▶ [Source material]
----
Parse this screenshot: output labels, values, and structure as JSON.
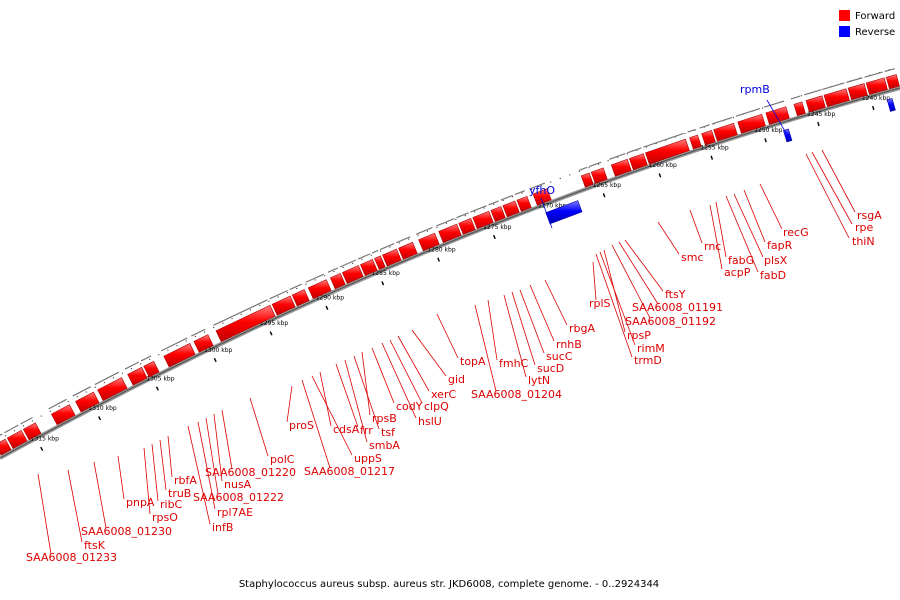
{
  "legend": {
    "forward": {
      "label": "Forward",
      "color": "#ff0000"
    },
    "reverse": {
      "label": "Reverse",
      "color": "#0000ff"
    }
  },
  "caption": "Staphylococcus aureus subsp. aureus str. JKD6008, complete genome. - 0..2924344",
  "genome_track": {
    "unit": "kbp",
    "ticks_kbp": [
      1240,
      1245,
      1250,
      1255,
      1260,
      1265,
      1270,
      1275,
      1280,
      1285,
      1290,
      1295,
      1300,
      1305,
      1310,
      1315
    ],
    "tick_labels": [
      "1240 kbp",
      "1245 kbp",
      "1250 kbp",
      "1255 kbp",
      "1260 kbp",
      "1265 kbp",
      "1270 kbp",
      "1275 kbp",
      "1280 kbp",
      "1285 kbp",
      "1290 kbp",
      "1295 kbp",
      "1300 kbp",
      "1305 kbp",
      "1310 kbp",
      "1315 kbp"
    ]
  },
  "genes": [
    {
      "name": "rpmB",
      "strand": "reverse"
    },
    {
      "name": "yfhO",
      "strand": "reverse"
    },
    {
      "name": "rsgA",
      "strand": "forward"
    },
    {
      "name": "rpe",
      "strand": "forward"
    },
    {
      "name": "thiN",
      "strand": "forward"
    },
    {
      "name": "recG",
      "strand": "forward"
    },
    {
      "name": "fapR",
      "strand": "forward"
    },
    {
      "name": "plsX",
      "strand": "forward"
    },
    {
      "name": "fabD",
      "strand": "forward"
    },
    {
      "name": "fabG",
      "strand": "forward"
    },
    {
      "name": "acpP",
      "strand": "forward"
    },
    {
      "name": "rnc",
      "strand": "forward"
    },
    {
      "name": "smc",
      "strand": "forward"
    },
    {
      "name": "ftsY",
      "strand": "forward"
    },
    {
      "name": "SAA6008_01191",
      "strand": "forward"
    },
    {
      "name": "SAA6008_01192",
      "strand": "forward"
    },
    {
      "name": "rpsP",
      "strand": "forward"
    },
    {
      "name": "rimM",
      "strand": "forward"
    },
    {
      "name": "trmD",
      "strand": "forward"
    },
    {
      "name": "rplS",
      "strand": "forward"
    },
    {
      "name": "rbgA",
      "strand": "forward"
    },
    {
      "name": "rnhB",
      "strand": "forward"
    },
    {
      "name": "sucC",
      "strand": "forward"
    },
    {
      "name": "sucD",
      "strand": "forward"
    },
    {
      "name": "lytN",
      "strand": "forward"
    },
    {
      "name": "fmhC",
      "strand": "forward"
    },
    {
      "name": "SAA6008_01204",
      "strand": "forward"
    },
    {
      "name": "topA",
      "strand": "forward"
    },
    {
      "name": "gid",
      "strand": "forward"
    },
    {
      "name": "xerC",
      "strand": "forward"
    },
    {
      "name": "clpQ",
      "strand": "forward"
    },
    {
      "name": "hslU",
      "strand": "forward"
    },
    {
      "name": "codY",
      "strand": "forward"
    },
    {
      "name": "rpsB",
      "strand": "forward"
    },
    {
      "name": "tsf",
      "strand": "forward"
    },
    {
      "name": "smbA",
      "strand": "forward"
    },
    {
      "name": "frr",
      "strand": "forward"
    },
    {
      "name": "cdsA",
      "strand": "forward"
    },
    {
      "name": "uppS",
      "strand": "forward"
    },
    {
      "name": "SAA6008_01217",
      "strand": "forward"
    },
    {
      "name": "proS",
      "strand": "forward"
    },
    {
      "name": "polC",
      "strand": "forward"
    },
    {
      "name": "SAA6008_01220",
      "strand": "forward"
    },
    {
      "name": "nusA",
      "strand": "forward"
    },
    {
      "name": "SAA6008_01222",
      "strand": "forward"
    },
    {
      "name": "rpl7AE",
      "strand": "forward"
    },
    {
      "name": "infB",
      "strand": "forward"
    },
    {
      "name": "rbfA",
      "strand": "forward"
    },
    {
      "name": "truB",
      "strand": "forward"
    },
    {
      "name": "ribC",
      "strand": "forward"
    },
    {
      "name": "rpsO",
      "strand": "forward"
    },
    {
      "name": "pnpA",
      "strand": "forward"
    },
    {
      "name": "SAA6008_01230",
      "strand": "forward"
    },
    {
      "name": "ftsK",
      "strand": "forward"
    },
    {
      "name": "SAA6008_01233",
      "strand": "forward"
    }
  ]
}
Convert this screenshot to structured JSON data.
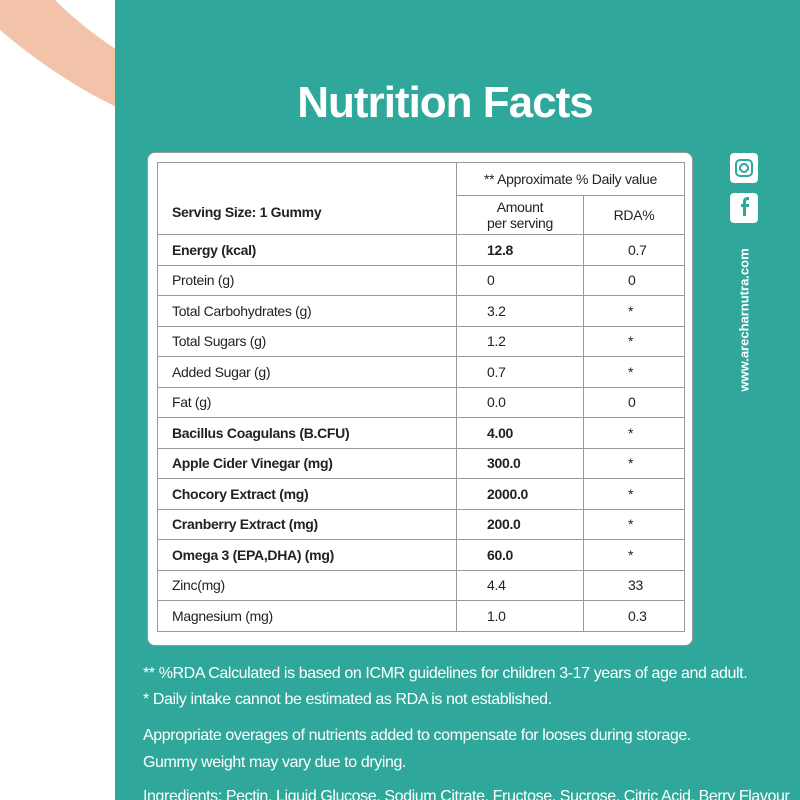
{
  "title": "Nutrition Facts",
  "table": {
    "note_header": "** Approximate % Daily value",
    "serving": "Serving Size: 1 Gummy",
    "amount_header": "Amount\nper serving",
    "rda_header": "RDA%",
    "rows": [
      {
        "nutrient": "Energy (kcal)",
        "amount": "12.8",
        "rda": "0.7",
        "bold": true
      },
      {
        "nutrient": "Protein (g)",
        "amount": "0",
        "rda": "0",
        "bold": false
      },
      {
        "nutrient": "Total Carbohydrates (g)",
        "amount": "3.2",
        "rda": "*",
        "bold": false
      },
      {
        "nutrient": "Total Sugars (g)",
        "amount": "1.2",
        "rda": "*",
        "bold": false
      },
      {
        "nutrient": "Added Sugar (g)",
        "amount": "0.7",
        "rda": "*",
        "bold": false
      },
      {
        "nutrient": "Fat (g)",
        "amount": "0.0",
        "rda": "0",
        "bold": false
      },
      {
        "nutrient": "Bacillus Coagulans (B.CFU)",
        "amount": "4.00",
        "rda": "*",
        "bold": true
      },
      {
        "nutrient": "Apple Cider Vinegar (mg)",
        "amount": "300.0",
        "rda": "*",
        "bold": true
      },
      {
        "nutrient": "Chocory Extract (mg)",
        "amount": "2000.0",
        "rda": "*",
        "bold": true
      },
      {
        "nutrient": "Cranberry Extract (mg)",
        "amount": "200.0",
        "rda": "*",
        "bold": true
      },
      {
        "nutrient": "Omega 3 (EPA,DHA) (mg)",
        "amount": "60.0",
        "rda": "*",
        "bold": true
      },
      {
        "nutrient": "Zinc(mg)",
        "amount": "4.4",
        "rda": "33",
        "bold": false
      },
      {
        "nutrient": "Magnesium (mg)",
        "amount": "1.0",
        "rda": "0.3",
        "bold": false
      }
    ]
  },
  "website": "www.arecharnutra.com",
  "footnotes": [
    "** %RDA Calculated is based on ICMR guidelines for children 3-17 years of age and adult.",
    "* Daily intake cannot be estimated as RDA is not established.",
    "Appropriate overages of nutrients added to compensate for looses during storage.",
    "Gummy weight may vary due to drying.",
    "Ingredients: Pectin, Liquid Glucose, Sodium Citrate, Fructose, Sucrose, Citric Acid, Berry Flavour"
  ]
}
----
▶ [Exercise] Return each line of the data above that includes the word "this".

▶ [Task response]
Parse this screenshot: output labels, values, and structure as JSON.
Convert this screenshot to structured JSON data.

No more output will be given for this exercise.